___ Extracted records ___
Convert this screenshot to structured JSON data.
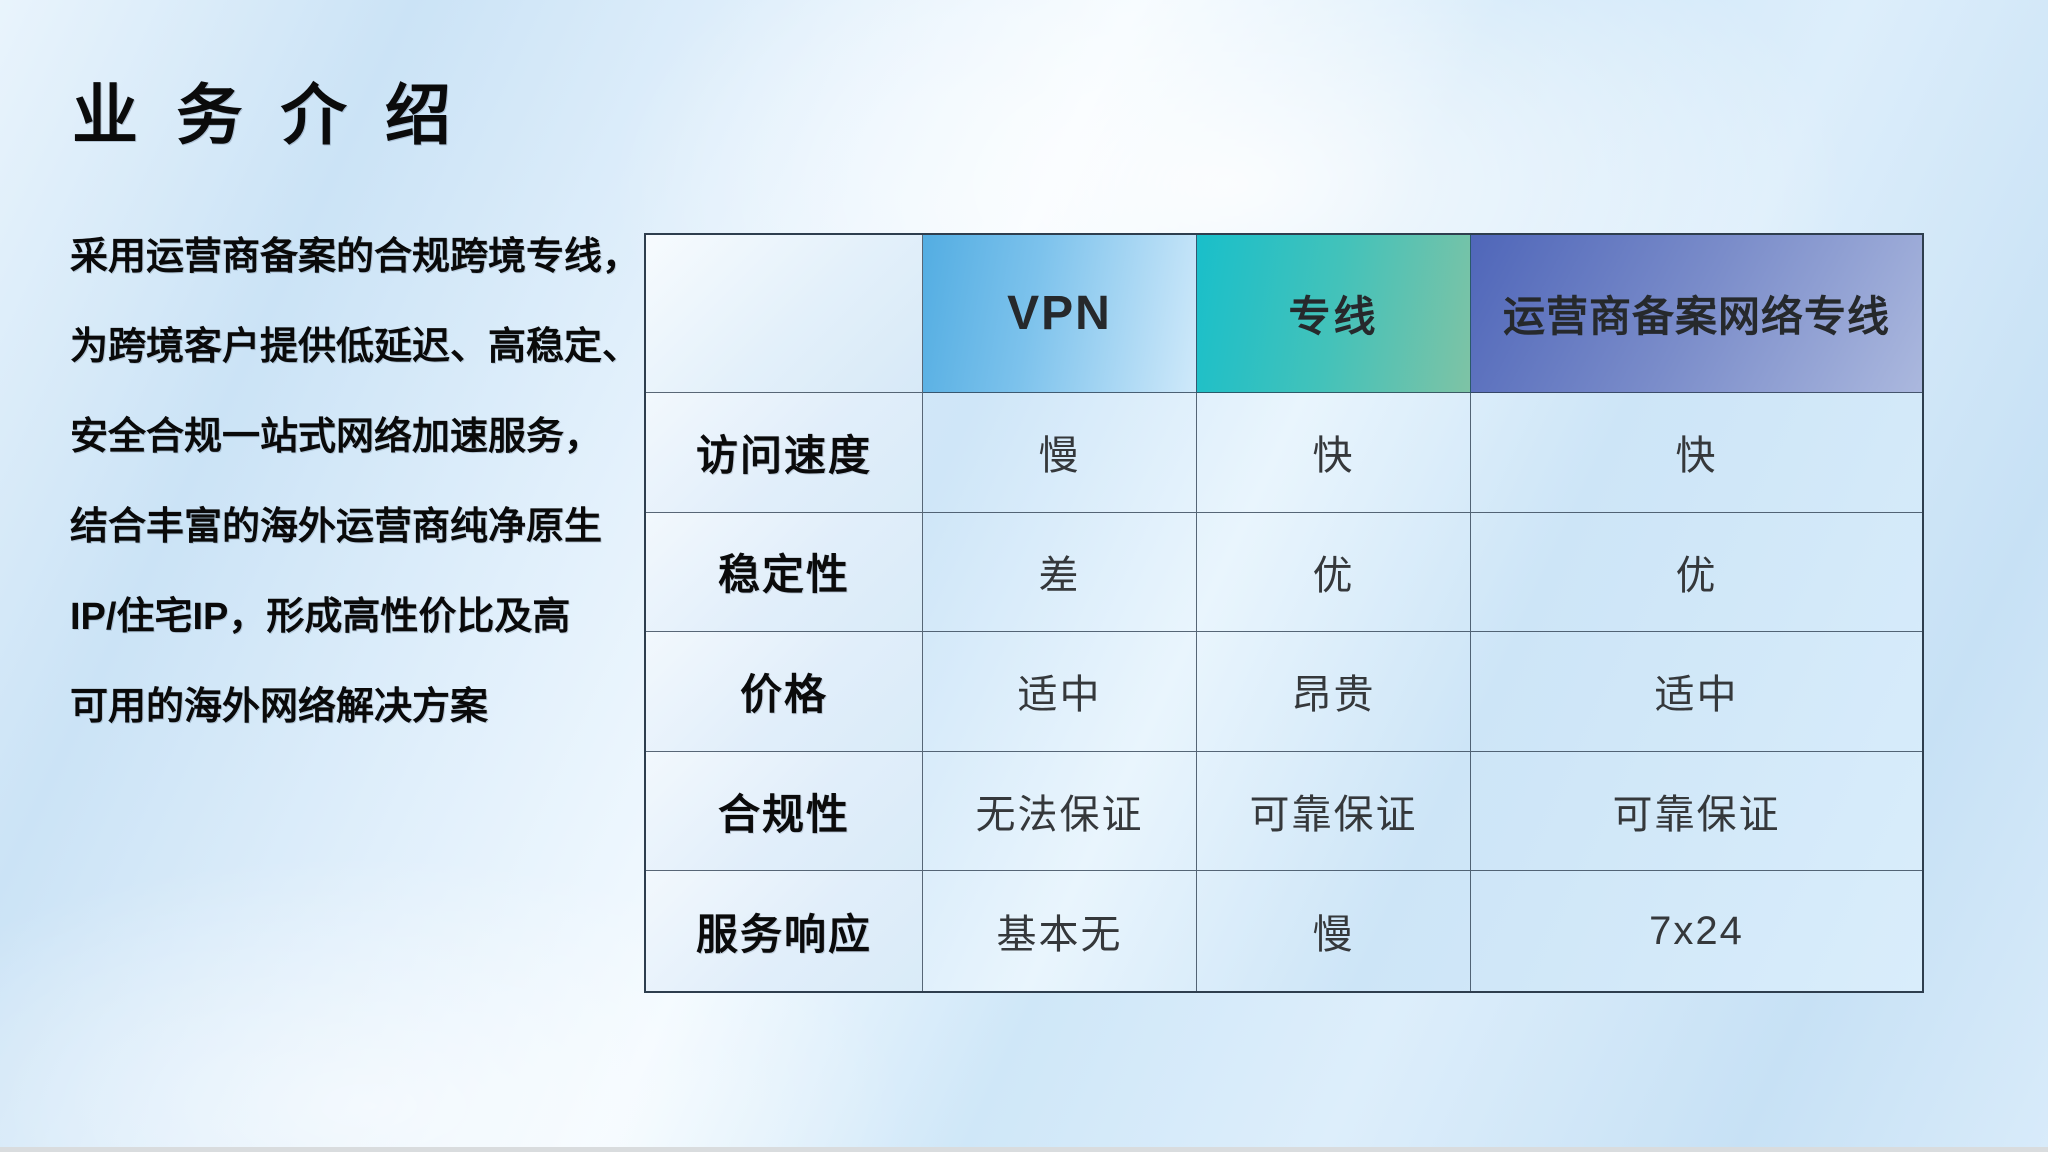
{
  "title": "业 务 介 绍",
  "description": {
    "lines": [
      "采用运营商备案的合规跨境专线，",
      "为跨境客户提供低延迟、高稳定、",
      "安全合规一站式网络加速服务，",
      "结合丰富的海外运营商纯净原生",
      "IP/住宅IP，形成高性价比及高",
      "可用的海外网络解决方案"
    ]
  },
  "table": {
    "columns": [
      "",
      "VPN",
      "专线",
      "运营商备案网络专线"
    ],
    "rows": [
      {
        "label": "访问速度",
        "values": [
          "慢",
          "快",
          "快"
        ]
      },
      {
        "label": "稳定性",
        "values": [
          "差",
          "优",
          "优"
        ]
      },
      {
        "label": "价格",
        "values": [
          "适中",
          "昂贵",
          "适中"
        ]
      },
      {
        "label": "合规性",
        "values": [
          "无法保证",
          "可靠保证",
          "可靠保证"
        ]
      },
      {
        "label": "服务响应",
        "values": [
          "基本无",
          "慢",
          "7x24"
        ]
      }
    ]
  },
  "colors": {
    "slide_background": "#d3e8f8",
    "vpn_header_start": "#53ade2",
    "vpn_header_end": "#cfe9fa",
    "dedicated_line_header_start": "#19bfca",
    "dedicated_line_header_end": "#7ec3a5",
    "carrier_line_header_start": "#4f66b9",
    "carrier_line_header_end": "#abb8de",
    "table_border": "#2e3e4e",
    "title_text": "#0b0b0b",
    "value_text": "#35383b"
  }
}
___
■ Given request ■
Check each line of the entries above for the word "label". List the ones that have it.

■ Exercise response ■
        "label": "访问速度",
        "label": "稳定性",
        "label": "价格",
        "label": "合规性",
        "label": "服务响应",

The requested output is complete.